■ **Requirements**:
Write out the full set of records below exactly.

■ **Extracted records**:
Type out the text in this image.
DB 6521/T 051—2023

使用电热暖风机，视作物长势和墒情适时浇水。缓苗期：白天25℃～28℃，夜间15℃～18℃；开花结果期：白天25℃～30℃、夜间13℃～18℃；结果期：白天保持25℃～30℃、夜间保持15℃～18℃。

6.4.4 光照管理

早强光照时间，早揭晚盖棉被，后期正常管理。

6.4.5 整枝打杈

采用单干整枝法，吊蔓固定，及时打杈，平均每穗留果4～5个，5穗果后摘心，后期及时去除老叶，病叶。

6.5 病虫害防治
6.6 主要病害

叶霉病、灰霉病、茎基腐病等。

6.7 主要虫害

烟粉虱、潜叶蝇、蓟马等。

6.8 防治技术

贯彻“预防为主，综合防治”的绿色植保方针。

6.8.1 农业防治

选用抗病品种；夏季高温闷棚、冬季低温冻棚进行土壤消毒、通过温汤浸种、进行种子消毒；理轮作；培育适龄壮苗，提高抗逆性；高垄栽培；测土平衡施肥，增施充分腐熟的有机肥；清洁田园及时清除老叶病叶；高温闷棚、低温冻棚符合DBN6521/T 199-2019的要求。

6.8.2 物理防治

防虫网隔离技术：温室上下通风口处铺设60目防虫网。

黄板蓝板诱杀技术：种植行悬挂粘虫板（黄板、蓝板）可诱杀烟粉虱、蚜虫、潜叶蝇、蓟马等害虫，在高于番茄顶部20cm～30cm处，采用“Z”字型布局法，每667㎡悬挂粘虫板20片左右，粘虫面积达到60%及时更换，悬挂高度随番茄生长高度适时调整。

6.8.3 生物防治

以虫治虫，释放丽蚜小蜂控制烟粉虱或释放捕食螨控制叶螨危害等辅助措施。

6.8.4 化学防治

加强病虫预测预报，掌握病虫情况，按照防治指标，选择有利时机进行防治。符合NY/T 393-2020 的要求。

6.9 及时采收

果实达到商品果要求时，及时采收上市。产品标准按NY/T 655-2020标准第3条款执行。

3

■ **Solved exercise**:
Type out the text in this image.
DB 6521/T 051—2023

使用电热暖风机，视作物长势和墒情适时浇水。缓苗期：白天25℃～28℃，夜间15℃～18℃；开花结果期：白天25℃～30℃、夜间13℃～18℃；结果期：白天保持25℃～30℃、夜间保持15℃～18℃。

6.4.4 光照管理

早强光照时间，早揭晚盖棉被，后期正常管理。

6.4.5 整枝打杈

采用单干整枝法，吊蔓固定，及时打杈，平均每穗留果4～5个，5穗果后摘心，后期及时去除老叶，病叶。

6.5 病虫害防治
6.6 主要病害

叶霉病、灰霉病、茎基腐病等。

6.7 主要虫害

烟粉虱、潜叶蝇、蓟马等。

6.8 防治技术

贯彻“预防为主，综合防治”的绿色植保方针。

6.8.1 农业防治

选用抗病品种；夏季高温闷棚、冬季低温冻棚进行土壤消毒、通过温汤浸种、进行种子消毒；理轮作；培育适龄壮苗，提高抗逆性；高垄栽培；测土平衡施肥，增施充分腐熟的有机肥；清洁田园及时清除老叶病叶；高温闷棚、低温冻棚符合DBN6521/T 199-2019的要求。

6.8.2 物理防治

防虫网隔离技术：温室上下通风口处铺设60目防虫网。

黄板蓝板诱杀技术：种植行悬挂粘虫板（黄板、蓝板）可诱杀烟粉虱、蚜虫、潜叶蝇、蓟马等害虫，在高于番茄顶部20cm～30cm处，采用“Z”字型布局法，每667㎡悬挂粘虫板20片左右，粘虫面积达到60%及时更换，悬挂高度随番茄生长高度适时调整。

6.8.3 生物防治

以虫治虫，释放丽蚜小蜂控制烟粉虱或释放捕食螨控制叶螨危害等辅助措施。

6.8.4 化学防治

加强病虫预测预报，掌握病虫情况，按照防治指标，选择有利时机进行防治。符合NY/T 393-2020 的要求。

6.9 及时采收

果实达到商品果要求时，及时采收上市。产品标准按NY/T 655-2020标准第3条款执行。

3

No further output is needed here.